■ **GIVEN TASK**
Every entry must be copied word for word.

■ **DATA ROWS**
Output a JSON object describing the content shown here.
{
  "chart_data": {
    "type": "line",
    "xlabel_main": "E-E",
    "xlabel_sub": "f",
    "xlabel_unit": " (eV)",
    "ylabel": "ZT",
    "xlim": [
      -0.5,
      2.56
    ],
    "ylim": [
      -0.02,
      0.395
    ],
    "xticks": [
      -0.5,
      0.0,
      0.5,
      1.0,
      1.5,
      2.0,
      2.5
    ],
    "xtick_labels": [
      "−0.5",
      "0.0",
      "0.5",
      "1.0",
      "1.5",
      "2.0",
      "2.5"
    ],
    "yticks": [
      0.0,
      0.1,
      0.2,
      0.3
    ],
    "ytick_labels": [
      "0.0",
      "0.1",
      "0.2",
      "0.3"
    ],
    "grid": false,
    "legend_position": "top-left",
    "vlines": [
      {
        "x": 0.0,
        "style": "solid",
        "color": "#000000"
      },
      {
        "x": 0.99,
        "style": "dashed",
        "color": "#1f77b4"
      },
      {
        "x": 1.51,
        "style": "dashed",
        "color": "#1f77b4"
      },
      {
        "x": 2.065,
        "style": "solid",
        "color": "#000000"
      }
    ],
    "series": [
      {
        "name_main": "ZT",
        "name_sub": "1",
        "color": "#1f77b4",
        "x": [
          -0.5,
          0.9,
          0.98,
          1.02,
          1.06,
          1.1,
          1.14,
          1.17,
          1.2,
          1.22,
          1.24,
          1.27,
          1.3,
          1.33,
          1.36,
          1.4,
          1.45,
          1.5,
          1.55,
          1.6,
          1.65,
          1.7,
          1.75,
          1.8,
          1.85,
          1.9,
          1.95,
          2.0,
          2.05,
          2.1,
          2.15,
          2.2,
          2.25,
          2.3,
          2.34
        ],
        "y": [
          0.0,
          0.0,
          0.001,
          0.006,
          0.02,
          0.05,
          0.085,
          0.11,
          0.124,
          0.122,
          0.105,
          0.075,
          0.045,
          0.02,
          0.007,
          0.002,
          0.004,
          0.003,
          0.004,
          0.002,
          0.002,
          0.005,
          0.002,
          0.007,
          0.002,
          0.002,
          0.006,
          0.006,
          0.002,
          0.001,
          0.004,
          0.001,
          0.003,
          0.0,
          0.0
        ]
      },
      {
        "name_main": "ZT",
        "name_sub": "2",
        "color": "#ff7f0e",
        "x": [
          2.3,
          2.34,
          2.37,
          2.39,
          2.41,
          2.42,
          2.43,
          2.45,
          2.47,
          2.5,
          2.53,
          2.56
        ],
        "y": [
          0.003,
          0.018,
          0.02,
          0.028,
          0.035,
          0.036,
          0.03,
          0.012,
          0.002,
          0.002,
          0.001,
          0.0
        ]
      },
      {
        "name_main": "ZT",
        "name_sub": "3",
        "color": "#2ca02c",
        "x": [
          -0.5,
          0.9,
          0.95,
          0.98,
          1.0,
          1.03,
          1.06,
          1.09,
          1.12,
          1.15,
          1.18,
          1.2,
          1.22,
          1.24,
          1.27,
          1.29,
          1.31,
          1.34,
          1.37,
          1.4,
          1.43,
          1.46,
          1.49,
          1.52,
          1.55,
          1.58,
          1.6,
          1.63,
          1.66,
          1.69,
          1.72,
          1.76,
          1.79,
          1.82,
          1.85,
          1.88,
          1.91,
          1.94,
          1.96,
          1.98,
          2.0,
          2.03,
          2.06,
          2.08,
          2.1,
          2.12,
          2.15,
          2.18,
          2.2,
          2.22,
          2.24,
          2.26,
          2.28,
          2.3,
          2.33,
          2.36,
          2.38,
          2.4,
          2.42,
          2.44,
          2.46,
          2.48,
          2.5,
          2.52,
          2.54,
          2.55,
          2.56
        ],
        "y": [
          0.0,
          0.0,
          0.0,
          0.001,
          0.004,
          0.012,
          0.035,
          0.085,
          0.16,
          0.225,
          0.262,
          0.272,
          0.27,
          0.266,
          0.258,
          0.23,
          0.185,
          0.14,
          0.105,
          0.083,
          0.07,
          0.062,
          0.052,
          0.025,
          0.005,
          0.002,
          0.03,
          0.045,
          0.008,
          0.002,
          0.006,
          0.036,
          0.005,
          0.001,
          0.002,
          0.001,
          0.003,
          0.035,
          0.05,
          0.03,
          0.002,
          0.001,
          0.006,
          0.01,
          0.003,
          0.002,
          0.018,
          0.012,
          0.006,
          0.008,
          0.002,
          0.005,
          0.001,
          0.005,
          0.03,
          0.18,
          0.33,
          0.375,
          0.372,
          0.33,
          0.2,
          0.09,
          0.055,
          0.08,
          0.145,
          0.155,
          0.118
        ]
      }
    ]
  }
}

■ **REPLY TO THE TASK**
Output a JSON object describing the content shown here.
{
  "chart_data": {
    "type": "line",
    "xlabel_main": "E-E",
    "xlabel_sub": "f",
    "xlabel_unit": " (eV)",
    "ylabel": "ZT",
    "xlim": [
      -0.5,
      2.56
    ],
    "ylim": [
      -0.02,
      0.395
    ],
    "xticks": [
      -0.5,
      0.0,
      0.5,
      1.0,
      1.5,
      2.0,
      2.5
    ],
    "xtick_labels": [
      "−0.5",
      "0.0",
      "0.5",
      "1.0",
      "1.5",
      "2.0",
      "2.5"
    ],
    "yticks": [
      0.0,
      0.1,
      0.2,
      0.3
    ],
    "ytick_labels": [
      "0.0",
      "0.1",
      "0.2",
      "0.3"
    ],
    "grid": false,
    "legend_position": "top-left",
    "vlines": [
      {
        "x": 0.0,
        "style": "solid",
        "color": "#000000"
      },
      {
        "x": 0.99,
        "style": "dashed",
        "color": "#1f77b4"
      },
      {
        "x": 1.51,
        "style": "dashed",
        "color": "#1f77b4"
      },
      {
        "x": 2.065,
        "style": "solid",
        "color": "#000000"
      }
    ],
    "series": [
      {
        "name_main": "ZT",
        "name_sub": "1",
        "color": "#1f77b4",
        "x": [
          -0.5,
          0.9,
          0.98,
          1.02,
          1.06,
          1.1,
          1.14,
          1.17,
          1.2,
          1.22,
          1.24,
          1.27,
          1.3,
          1.33,
          1.36,
          1.4,
          1.45,
          1.5,
          1.55,
          1.6,
          1.65,
          1.7,
          1.75,
          1.8,
          1.85,
          1.9,
          1.95,
          2.0,
          2.05,
          2.1,
          2.15,
          2.2,
          2.25,
          2.3,
          2.34
        ],
        "y": [
          0.0,
          0.0,
          0.001,
          0.006,
          0.02,
          0.05,
          0.085,
          0.11,
          0.124,
          0.122,
          0.105,
          0.075,
          0.045,
          0.02,
          0.007,
          0.002,
          0.004,
          0.003,
          0.004,
          0.002,
          0.002,
          0.005,
          0.002,
          0.007,
          0.002,
          0.002,
          0.006,
          0.006,
          0.002,
          0.001,
          0.004,
          0.001,
          0.003,
          0.0,
          0.0
        ]
      },
      {
        "name_main": "ZT",
        "name_sub": "2",
        "color": "#ff7f0e",
        "x": [
          2.3,
          2.34,
          2.37,
          2.39,
          2.41,
          2.42,
          2.43,
          2.45,
          2.47,
          2.5,
          2.53,
          2.56
        ],
        "y": [
          0.003,
          0.018,
          0.02,
          0.028,
          0.035,
          0.036,
          0.03,
          0.012,
          0.002,
          0.002,
          0.001,
          0.0
        ]
      },
      {
        "name_main": "ZT",
        "name_sub": "3",
        "color": "#2ca02c",
        "x": [
          -0.5,
          0.9,
          0.95,
          0.98,
          1.0,
          1.03,
          1.06,
          1.09,
          1.12,
          1.15,
          1.18,
          1.2,
          1.22,
          1.24,
          1.27,
          1.29,
          1.31,
          1.34,
          1.37,
          1.4,
          1.43,
          1.46,
          1.49,
          1.52,
          1.55,
          1.58,
          1.6,
          1.63,
          1.66,
          1.69,
          1.72,
          1.76,
          1.79,
          1.82,
          1.85,
          1.88,
          1.91,
          1.94,
          1.96,
          1.98,
          2.0,
          2.03,
          2.06,
          2.08,
          2.1,
          2.12,
          2.15,
          2.18,
          2.2,
          2.22,
          2.24,
          2.26,
          2.28,
          2.3,
          2.33,
          2.36,
          2.38,
          2.4,
          2.42,
          2.44,
          2.46,
          2.48,
          2.5,
          2.52,
          2.54,
          2.55,
          2.56
        ],
        "y": [
          0.0,
          0.0,
          0.0,
          0.001,
          0.004,
          0.012,
          0.035,
          0.085,
          0.16,
          0.225,
          0.262,
          0.272,
          0.27,
          0.266,
          0.258,
          0.23,
          0.185,
          0.14,
          0.105,
          0.083,
          0.07,
          0.062,
          0.052,
          0.025,
          0.005,
          0.002,
          0.03,
          0.045,
          0.008,
          0.002,
          0.006,
          0.036,
          0.005,
          0.001,
          0.002,
          0.001,
          0.003,
          0.035,
          0.05,
          0.03,
          0.002,
          0.001,
          0.006,
          0.01,
          0.003,
          0.002,
          0.018,
          0.012,
          0.006,
          0.008,
          0.002,
          0.005,
          0.001,
          0.005,
          0.03,
          0.18,
          0.33,
          0.375,
          0.372,
          0.33,
          0.2,
          0.09,
          0.055,
          0.08,
          0.145,
          0.155,
          0.118
        ]
      }
    ]
  }
}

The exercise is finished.